**TASK OBJECTIVE**
Look through the records below, and copy out every line that holds the string "email".

**TASK INPUT**
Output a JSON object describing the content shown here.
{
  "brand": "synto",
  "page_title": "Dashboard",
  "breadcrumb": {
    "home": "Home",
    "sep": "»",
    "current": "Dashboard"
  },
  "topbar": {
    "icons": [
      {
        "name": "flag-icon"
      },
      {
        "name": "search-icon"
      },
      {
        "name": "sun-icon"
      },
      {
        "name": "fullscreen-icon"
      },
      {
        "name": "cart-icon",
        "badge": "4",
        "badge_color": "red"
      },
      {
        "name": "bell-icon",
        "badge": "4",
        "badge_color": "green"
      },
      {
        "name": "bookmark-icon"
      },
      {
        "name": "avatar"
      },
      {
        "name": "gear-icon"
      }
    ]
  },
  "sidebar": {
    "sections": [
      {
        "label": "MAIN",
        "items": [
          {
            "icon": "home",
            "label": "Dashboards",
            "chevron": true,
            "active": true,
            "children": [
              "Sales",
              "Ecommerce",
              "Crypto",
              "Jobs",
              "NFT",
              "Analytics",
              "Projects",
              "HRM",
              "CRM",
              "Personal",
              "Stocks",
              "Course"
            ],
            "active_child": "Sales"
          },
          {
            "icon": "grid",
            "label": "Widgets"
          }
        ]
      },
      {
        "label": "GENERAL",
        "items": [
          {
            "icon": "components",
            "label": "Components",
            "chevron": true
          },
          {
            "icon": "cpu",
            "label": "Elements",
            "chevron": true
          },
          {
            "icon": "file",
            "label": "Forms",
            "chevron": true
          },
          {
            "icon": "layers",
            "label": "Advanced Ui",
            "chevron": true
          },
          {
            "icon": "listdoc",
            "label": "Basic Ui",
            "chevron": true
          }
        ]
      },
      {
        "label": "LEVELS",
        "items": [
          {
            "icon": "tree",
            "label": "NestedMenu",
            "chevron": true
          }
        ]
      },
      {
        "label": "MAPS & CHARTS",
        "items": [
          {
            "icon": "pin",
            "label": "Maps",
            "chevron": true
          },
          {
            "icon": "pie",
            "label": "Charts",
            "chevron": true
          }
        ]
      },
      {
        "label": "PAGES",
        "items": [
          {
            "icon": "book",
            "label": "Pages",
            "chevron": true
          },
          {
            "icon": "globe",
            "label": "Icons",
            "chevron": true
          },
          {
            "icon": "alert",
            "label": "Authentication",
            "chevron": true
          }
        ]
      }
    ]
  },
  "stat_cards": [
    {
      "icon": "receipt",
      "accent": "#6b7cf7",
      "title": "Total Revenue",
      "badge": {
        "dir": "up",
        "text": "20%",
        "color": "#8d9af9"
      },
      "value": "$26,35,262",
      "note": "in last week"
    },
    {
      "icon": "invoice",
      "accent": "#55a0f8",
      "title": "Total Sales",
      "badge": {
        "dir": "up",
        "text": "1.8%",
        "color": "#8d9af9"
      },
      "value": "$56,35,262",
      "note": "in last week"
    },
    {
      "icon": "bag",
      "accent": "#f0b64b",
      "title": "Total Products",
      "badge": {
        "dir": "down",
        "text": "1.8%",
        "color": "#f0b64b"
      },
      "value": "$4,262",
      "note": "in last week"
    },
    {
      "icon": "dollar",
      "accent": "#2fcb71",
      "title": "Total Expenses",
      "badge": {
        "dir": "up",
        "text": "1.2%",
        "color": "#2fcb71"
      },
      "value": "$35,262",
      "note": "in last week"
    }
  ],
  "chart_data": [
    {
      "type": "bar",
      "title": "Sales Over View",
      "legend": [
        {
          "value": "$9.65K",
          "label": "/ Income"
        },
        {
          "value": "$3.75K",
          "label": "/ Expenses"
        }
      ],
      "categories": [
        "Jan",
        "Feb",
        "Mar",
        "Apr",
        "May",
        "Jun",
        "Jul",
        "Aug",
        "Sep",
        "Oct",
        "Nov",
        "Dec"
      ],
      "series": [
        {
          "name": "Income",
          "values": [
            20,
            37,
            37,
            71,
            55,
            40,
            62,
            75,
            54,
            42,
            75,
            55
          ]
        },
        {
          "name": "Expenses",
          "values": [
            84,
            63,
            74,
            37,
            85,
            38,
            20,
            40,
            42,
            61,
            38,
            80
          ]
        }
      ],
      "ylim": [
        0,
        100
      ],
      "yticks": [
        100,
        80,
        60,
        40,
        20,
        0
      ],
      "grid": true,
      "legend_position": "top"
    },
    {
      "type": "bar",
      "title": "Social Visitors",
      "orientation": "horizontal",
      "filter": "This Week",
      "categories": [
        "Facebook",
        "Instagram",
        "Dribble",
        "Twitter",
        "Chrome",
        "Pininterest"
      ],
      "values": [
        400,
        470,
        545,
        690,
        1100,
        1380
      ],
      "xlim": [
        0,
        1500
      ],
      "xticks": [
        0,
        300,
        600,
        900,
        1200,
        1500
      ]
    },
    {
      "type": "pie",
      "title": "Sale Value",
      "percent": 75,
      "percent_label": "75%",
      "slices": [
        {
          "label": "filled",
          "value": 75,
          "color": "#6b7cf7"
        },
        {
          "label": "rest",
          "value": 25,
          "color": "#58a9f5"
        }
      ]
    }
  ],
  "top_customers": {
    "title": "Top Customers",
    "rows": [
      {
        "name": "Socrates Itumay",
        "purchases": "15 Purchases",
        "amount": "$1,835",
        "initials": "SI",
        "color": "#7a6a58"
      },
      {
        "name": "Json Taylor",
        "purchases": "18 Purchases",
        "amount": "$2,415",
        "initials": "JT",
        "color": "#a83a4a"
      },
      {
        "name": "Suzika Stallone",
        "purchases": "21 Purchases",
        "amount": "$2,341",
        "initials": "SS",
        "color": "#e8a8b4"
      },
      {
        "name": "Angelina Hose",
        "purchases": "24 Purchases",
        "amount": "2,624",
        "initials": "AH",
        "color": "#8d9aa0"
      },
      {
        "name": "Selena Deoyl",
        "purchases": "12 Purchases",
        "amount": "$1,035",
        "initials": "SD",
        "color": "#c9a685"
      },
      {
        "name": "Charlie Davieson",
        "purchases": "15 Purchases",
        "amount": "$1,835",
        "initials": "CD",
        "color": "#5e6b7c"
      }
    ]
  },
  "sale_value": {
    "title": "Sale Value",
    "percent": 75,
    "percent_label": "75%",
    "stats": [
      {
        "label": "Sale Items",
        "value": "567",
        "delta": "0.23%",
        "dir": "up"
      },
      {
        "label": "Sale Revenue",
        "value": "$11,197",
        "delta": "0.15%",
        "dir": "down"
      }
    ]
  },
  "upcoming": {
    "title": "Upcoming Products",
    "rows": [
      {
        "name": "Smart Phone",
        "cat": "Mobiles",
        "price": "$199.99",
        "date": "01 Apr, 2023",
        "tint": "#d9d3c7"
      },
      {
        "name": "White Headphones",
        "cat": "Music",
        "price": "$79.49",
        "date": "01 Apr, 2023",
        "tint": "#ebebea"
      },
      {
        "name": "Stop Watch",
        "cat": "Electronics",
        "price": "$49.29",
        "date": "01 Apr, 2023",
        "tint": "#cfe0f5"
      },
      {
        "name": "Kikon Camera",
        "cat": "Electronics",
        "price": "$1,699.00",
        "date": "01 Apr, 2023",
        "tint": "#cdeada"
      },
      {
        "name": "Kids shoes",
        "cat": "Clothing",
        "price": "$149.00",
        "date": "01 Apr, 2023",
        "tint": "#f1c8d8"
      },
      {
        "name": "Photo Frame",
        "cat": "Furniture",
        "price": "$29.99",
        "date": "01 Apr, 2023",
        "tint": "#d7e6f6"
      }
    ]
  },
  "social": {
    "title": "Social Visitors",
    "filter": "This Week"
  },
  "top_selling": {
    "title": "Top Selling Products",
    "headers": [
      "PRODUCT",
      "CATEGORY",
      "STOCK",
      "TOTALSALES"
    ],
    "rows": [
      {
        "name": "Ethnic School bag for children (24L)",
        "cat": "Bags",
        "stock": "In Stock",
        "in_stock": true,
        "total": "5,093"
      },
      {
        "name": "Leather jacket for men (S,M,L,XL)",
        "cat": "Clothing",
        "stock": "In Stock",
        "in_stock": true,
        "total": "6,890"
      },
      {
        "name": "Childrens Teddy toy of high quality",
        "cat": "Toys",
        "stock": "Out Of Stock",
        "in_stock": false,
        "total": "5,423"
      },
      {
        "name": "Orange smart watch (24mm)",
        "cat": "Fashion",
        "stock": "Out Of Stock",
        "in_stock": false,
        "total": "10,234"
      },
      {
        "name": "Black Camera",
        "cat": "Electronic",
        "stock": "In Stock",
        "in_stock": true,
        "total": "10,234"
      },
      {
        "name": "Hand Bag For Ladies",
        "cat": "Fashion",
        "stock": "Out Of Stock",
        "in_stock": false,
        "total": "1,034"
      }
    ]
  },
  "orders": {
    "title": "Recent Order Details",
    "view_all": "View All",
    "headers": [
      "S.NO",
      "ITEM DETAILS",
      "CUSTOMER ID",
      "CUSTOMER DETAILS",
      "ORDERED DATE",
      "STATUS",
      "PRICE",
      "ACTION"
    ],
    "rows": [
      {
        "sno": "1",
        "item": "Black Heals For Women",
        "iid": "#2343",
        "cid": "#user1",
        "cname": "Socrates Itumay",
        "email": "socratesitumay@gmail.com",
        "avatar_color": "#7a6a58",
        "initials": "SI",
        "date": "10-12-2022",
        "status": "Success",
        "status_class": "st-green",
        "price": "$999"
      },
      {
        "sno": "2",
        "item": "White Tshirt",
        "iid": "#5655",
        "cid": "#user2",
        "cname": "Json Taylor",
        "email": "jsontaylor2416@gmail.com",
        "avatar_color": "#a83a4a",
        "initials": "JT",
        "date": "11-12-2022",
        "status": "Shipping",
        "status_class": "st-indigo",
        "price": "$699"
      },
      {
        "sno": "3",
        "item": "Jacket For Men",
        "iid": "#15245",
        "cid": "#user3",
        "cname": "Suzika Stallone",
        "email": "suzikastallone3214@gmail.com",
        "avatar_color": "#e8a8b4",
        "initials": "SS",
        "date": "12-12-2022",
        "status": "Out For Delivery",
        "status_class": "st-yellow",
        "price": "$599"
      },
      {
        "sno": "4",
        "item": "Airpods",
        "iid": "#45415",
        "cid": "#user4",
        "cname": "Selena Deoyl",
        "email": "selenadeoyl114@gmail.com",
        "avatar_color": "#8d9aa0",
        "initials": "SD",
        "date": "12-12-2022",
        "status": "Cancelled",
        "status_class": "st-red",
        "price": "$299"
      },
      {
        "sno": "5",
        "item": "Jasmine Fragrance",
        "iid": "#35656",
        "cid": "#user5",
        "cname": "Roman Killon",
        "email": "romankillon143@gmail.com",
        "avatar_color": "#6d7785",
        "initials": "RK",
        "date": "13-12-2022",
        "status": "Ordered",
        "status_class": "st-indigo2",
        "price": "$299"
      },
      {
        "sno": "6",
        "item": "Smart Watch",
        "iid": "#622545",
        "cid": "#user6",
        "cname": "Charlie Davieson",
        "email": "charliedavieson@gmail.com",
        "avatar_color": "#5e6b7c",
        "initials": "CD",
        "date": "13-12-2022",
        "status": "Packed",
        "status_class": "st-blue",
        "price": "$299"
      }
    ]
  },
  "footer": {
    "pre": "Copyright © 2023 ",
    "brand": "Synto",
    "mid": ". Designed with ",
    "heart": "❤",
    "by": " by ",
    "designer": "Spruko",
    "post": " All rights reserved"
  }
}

**FULL RESPONSE**
        "email": "socratesitumay@gmail.com",
        "email": "jsontaylor2416@gmail.com",
        "email": "suzikastallone3214@gmail.com",
        "email": "selenadeoyl114@gmail.com",
        "email": "romankillon143@gmail.com",
        "email": "charliedavieson@gmail.com",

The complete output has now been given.